Dataset listings of figures
[Start]

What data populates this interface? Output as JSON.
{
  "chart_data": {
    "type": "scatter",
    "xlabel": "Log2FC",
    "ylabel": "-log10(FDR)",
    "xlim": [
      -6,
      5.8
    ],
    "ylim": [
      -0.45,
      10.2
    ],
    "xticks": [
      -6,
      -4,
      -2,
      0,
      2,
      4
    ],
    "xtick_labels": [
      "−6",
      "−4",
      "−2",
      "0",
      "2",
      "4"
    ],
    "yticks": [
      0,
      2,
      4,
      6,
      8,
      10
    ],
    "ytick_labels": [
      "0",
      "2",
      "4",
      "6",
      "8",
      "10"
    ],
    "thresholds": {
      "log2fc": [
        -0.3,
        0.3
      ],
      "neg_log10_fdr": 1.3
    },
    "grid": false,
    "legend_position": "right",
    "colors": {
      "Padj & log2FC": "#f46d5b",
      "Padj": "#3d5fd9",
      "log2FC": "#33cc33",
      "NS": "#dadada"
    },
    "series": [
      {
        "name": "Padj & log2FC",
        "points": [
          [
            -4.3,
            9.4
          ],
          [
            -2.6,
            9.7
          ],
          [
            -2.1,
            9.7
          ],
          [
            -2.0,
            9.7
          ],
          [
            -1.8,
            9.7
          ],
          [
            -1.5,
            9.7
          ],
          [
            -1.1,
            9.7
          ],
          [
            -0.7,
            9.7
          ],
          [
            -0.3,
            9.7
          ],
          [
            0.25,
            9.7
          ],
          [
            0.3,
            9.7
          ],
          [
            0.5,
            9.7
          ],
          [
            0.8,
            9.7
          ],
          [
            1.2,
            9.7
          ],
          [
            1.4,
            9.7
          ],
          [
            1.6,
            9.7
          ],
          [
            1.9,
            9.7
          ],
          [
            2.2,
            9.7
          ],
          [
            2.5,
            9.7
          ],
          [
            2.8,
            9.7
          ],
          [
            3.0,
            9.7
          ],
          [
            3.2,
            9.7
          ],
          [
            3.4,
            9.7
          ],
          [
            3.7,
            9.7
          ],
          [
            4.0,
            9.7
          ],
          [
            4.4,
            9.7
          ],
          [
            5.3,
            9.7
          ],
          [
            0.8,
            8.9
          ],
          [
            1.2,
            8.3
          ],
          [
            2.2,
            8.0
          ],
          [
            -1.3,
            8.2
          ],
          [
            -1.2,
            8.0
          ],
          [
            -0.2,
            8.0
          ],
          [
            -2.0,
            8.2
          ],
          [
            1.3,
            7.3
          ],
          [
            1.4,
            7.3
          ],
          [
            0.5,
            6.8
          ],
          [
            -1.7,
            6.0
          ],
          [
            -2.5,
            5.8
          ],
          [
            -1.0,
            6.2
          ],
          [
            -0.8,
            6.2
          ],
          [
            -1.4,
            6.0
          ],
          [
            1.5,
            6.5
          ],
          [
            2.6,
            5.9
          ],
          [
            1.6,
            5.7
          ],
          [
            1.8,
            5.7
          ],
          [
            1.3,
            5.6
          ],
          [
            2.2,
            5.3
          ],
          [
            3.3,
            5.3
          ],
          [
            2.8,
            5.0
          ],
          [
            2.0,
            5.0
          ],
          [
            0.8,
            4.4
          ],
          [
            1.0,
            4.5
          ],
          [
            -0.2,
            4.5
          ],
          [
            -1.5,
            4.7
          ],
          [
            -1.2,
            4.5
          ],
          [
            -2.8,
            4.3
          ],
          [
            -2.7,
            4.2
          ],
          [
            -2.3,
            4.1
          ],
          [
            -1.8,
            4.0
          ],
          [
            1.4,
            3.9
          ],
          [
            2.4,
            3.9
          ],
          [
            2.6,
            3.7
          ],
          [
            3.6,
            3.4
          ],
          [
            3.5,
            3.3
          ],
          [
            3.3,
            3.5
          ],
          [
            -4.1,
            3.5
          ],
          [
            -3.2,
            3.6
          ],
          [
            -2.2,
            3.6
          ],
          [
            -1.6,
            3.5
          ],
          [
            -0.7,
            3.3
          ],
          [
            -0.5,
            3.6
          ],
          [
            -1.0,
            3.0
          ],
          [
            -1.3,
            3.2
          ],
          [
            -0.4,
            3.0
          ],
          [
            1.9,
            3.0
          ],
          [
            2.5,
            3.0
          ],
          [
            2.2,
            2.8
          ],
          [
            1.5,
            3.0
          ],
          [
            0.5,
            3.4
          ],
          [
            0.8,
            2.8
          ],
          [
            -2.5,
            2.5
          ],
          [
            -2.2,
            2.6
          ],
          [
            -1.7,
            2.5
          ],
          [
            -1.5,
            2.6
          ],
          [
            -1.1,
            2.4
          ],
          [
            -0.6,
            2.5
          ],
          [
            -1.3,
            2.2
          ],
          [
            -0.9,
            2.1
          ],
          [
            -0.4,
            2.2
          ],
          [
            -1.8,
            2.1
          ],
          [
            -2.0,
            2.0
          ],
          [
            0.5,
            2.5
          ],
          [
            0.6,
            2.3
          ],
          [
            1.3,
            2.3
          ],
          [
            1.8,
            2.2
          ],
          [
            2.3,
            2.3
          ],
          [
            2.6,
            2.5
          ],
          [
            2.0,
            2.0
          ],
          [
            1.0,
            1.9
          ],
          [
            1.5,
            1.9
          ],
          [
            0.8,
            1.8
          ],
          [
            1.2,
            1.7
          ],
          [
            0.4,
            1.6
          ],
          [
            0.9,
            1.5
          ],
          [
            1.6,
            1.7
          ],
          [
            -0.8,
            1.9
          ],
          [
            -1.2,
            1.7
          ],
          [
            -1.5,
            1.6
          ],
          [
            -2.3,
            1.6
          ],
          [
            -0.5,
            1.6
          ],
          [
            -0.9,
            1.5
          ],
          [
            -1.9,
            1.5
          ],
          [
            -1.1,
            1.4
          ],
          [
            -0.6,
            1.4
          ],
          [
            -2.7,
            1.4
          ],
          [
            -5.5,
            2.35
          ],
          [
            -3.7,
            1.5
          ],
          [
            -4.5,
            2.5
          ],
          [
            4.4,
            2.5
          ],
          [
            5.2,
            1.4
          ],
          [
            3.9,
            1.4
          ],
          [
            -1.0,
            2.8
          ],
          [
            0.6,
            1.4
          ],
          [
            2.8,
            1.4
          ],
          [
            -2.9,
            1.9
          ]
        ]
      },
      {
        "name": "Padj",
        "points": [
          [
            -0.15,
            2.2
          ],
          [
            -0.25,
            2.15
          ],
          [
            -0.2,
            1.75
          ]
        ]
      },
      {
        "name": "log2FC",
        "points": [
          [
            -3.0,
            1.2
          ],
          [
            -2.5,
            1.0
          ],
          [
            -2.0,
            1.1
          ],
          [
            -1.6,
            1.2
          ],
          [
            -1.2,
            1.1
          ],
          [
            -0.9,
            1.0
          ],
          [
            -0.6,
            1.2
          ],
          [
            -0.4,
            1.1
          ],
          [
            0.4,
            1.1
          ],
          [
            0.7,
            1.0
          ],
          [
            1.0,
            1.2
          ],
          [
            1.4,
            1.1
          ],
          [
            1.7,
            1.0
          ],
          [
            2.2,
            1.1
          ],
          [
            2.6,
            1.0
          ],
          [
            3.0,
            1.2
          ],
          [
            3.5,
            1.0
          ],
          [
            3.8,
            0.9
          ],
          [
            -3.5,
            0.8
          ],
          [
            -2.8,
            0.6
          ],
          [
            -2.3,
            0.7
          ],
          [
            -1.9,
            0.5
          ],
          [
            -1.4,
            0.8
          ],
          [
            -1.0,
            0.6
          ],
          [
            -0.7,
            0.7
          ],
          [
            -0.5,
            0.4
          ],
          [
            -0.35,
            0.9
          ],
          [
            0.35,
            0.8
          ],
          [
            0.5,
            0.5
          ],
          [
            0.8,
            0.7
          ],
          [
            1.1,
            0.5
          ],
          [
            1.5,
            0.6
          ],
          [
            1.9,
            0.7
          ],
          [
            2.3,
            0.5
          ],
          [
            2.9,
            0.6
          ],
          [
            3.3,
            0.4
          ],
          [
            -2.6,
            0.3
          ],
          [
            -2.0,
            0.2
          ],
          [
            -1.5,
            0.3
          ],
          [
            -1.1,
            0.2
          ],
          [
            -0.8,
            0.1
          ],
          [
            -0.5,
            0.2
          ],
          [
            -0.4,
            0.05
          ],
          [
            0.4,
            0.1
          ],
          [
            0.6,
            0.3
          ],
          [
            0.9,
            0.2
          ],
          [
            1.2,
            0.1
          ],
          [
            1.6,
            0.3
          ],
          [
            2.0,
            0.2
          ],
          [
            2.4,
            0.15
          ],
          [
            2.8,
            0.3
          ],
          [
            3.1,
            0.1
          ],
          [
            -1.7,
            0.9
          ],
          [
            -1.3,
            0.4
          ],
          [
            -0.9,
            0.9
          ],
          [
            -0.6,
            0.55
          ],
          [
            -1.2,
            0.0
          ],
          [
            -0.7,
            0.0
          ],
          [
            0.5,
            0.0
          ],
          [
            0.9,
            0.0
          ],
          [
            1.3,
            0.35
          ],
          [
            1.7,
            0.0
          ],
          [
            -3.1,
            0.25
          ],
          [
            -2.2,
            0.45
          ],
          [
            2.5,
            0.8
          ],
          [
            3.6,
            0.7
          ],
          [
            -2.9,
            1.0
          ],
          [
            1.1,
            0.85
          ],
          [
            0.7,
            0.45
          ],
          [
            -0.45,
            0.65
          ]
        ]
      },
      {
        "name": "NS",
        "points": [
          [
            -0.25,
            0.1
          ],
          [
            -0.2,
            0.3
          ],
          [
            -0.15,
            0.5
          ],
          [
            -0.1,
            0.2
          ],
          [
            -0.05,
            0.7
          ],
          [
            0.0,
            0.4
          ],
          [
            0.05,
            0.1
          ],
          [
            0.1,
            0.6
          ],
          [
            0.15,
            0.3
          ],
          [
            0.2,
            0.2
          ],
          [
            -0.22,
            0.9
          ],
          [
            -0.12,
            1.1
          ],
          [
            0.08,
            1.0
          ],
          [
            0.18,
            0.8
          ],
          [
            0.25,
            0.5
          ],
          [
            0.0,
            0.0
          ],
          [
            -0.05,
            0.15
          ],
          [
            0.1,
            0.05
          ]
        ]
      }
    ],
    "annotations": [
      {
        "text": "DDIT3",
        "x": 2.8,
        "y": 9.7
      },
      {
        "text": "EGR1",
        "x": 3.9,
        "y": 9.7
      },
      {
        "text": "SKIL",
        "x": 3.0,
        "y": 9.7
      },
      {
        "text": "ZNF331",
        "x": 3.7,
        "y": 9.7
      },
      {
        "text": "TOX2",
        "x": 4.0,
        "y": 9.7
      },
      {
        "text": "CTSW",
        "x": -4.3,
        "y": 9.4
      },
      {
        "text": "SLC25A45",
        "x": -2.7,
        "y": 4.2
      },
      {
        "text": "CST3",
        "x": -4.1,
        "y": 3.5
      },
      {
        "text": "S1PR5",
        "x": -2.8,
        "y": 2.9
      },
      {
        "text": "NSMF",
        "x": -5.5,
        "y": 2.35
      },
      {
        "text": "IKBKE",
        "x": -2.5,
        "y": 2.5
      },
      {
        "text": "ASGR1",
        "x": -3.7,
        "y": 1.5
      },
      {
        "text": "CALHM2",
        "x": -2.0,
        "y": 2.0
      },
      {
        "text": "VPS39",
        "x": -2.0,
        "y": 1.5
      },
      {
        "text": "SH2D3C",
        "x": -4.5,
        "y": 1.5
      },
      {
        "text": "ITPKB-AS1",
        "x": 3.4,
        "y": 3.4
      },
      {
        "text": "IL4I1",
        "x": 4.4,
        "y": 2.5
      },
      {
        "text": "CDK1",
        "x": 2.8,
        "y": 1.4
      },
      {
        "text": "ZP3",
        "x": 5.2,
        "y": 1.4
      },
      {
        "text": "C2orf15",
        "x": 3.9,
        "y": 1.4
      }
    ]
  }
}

[End]

* What you should do *
Check each line of the listing above for the string "Padj", then report only how many lines have it.

* Answer to the task *
4